## Problem to work on:
Below are the records; copy each line in them that holds the word "JSON".

## Data entries:
^^^^

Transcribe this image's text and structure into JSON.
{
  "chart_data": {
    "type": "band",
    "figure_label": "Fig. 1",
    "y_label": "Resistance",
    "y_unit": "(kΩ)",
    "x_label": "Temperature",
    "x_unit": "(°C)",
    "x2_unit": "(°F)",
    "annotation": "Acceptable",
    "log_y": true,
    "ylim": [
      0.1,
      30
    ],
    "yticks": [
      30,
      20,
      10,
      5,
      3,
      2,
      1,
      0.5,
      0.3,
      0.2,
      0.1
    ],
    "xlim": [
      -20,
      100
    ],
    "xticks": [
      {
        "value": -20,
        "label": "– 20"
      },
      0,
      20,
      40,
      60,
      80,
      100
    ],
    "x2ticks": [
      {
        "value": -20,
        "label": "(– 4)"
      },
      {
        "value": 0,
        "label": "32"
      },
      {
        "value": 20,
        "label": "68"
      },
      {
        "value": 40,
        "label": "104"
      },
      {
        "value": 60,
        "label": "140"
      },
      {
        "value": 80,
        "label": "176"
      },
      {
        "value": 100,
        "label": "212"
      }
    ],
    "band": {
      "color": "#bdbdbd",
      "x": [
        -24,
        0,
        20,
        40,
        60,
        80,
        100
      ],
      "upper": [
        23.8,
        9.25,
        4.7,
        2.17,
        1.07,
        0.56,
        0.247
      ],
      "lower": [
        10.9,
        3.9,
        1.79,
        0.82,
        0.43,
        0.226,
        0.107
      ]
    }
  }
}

^^^^

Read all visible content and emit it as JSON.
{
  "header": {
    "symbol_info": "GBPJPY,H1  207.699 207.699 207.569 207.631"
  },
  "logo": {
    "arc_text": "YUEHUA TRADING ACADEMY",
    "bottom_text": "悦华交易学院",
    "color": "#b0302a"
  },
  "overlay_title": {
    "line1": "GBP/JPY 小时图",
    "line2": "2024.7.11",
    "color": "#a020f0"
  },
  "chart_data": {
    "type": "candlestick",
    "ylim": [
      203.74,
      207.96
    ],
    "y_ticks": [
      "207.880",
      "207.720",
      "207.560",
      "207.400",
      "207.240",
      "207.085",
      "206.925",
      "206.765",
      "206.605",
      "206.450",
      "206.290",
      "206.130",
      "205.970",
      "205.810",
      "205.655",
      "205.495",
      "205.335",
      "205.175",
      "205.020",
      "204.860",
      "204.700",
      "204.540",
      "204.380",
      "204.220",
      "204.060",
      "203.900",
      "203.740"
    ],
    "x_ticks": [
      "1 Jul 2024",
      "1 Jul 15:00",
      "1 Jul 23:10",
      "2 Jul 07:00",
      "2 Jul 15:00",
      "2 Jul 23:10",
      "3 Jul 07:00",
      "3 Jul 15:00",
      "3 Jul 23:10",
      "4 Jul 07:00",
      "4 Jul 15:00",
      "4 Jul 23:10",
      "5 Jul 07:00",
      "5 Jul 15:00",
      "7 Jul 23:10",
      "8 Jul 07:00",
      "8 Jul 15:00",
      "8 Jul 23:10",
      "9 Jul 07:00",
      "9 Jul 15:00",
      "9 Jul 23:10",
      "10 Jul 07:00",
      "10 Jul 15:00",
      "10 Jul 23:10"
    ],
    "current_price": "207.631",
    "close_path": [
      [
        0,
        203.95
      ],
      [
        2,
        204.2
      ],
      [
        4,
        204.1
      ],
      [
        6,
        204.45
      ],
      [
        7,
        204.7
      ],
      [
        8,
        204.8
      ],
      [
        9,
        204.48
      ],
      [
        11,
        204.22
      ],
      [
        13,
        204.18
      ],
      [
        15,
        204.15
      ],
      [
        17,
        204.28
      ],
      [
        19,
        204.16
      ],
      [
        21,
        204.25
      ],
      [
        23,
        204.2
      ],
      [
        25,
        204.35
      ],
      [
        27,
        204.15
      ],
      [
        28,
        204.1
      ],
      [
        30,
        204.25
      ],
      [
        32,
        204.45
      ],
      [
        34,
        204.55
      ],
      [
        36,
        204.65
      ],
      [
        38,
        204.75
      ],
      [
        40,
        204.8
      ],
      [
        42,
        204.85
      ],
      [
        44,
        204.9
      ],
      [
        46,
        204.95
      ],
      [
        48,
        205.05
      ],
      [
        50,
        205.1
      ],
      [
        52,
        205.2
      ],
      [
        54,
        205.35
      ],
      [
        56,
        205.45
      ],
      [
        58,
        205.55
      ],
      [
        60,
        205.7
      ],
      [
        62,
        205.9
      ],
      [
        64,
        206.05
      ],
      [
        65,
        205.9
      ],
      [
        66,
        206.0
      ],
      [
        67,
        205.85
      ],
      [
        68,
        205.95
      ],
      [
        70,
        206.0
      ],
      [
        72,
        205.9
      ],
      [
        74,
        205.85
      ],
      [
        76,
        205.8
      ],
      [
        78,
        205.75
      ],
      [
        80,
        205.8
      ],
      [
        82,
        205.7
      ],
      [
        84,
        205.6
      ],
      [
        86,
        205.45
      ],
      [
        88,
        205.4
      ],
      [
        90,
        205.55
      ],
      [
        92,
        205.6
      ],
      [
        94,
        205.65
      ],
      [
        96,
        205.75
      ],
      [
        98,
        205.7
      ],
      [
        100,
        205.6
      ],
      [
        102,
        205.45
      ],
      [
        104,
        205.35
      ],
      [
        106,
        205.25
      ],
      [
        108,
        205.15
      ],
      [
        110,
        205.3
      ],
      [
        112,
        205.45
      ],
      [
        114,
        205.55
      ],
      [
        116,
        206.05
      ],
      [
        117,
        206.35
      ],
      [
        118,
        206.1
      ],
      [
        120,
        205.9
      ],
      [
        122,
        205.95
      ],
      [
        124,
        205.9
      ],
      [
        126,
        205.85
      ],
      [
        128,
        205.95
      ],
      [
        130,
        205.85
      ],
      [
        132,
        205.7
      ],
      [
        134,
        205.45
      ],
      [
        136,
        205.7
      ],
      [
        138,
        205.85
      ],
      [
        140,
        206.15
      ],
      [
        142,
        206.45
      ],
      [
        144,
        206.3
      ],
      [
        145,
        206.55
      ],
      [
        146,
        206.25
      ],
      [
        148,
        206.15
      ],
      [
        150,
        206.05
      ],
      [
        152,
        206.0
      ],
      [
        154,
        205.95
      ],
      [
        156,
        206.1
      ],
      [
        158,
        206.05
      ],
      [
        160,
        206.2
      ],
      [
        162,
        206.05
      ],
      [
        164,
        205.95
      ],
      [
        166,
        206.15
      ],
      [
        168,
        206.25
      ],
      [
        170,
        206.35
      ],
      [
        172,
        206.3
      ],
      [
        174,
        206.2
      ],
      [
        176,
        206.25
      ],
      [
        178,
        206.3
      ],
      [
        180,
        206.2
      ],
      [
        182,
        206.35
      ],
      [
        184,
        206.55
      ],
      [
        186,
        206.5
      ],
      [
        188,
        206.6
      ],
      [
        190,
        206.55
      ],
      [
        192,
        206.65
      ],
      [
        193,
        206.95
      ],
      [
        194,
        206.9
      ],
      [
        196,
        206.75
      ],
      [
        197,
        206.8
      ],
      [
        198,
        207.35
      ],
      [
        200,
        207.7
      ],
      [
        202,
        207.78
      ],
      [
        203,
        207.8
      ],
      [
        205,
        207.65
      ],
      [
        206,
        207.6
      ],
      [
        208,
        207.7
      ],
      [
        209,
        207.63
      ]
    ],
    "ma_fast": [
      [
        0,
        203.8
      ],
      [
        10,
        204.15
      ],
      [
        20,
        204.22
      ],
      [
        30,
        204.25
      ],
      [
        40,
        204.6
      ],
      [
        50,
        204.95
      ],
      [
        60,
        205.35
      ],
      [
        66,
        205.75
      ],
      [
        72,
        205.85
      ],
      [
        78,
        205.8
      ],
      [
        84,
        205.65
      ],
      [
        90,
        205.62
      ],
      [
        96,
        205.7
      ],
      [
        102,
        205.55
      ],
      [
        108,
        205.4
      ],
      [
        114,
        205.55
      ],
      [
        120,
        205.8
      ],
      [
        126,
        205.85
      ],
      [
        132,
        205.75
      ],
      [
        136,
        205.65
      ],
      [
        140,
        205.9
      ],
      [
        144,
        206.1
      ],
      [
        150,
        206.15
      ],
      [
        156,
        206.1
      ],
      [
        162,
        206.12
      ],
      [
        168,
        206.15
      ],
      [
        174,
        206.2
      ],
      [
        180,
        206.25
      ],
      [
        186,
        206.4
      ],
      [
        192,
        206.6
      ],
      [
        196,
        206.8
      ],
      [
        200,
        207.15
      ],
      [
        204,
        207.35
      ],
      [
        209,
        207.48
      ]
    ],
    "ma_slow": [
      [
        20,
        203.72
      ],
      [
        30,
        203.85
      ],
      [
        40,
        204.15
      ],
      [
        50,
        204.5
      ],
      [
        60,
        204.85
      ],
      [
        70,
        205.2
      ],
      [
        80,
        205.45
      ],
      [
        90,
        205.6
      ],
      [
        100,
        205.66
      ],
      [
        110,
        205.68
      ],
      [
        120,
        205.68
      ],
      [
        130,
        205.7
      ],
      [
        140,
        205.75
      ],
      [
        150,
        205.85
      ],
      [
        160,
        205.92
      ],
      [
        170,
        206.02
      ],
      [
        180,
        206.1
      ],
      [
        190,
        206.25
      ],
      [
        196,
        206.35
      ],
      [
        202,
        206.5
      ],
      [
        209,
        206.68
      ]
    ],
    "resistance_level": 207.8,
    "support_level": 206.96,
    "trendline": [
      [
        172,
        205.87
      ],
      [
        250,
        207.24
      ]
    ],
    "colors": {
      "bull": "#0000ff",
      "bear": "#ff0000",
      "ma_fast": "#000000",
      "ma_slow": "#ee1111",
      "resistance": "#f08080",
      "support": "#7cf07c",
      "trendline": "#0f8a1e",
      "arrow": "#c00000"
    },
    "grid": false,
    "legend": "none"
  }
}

^^^^

## Problem solution:
Transcribe this image's text and structure into JSON.
Read all visible content and emit it as JSON.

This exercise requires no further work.